*Problem details*
Restate all the material verbatim, except for the pictures.

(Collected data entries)
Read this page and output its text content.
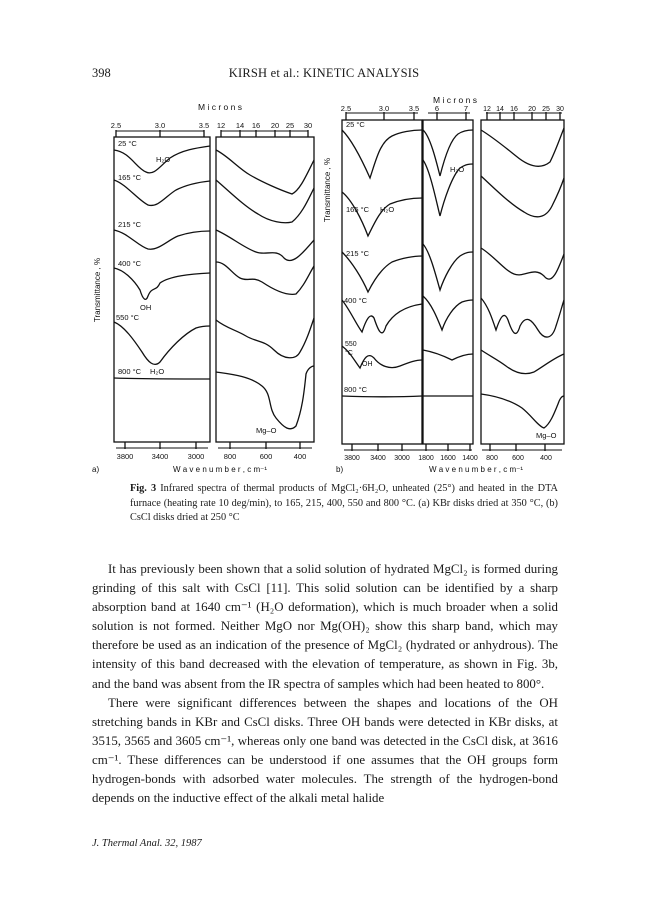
398	KIRSH et al.: KINETIC ANALYSIS
M i c r o n s
2.5	3.0	3.5 12 14 16 20 25 30
Transmittance , %
3800 3400	3000	800	600	400
a)	W a v e n u m b e r , c m⁻¹
25 °C
H₂O
165 °C
215 °C
400 °C
OH
550 °C
800 °C H₂O
Mg–O
M i c r o n s
2.5	3.0	3.5 6	7 12 14 16 20 25 30
Transmittance , %
3800 3400 3000 1800 1600 1400 800 600 400
b)	W a v e n u m b e r , c m⁻¹
25 °C
165 °C H₂O
H₂O
215 °C
400 °C
550
°C
OH
800 °C
Mg–O
Fig. 3 Infrared spectra of thermal products of MgCl₂·6H₂O, unheated (25°) and heated in the DTA furnace (heating rate 10 deg/min), to 165, 215, 400, 550 and 800 °C. (a) KBr disks dried at 350 °C, (b) CsCl disks dried at 250 °C

It has previously been shown that a solid solution of hydrated MgCl₂ is formed during grinding of this salt with CsCl [11]. This solid solution can be identified by a sharp absorption band at 1640 cm⁻¹ (H₂O deformation), which is much broader when a solid solution is not formed. Neither MgO nor Mg(OH)₂ show this sharp band, which may therefore be used as an indication of the presence of MgCl₂ (hydrated or anhydrous). The intensity of this band decreased with the elevation of temperature, as shown in Fig. 3b, and the band was absent from the IR spectra of samples which had been heated to 800°.

There were significant differences between the shapes and locations of the OH stretching bands in KBr and CsCl disks. Three OH bands were detected in KBr disks, at 3515, 3565 and 3605 cm⁻¹, whereas only one band was detected in the CsCl disk, at 3616 cm⁻¹. These differences can be understood if one assumes that the OH groups form hydrogen-bonds with adsorbed water molecules. The strength of the hydrogen-bond depends on the inductive effect of the alkali metal halide

J. Thermal Anal. 32, 1987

*Written solution*
Read this page and output its text content.
398	KIRSH et al.: KINETIC ANALYSIS
M i c r o n s
2.5	3.0	3.5 12 14 16 20 25 30
Transmittance , %
3800 3400	3000	800	600	400
a)	W a v e n u m b e r , c m⁻¹
25 °C
H₂O
165 °C
215 °C
400 °C
OH
550 °C
800 °C H₂O
Mg–O
M i c r o n s
2.5	3.0	3.5 6	7 12 14 16 20 25 30
Transmittance , %
3800 3400 3000 1800 1600 1400 800 600 400
b)	W a v e n u m b e r , c m⁻¹
25 °C
165 °C H₂O
H₂O
215 °C
400 °C
550
°C
OH
800 °C
Mg–O
Fig. 3 Infrared spectra of thermal products of MgCl₂·6H₂O, unheated (25°) and heated in the DTA furnace (heating rate 10 deg/min), to 165, 215, 400, 550 and 800 °C. (a) KBr disks dried at 350 °C, (b) CsCl disks dried at 250 °C

It has previously been shown that a solid solution of hydrated MgCl₂ is formed during grinding of this salt with CsCl [11]. This solid solution can be identified by a sharp absorption band at 1640 cm⁻¹ (H₂O deformation), which is much broader when a solid solution is not formed. Neither MgO nor Mg(OH)₂ show this sharp band, which may therefore be used as an indication of the presence of MgCl₂ (hydrated or anhydrous). The intensity of this band decreased with the elevation of temperature, as shown in Fig. 3b, and the band was absent from the IR spectra of samples which had been heated to 800°.

There were significant differences between the shapes and locations of the OH stretching bands in KBr and CsCl disks. Three OH bands were detected in KBr disks, at 3515, 3565 and 3605 cm⁻¹, whereas only one band was detected in the CsCl disk, at 3616 cm⁻¹. These differences can be understood if one assumes that the OH groups form hydrogen-bonds with adsorbed water molecules. The strength of the hydrogen-bond depends on the inductive effect of the alkali metal halide

J. Thermal Anal. 32, 1987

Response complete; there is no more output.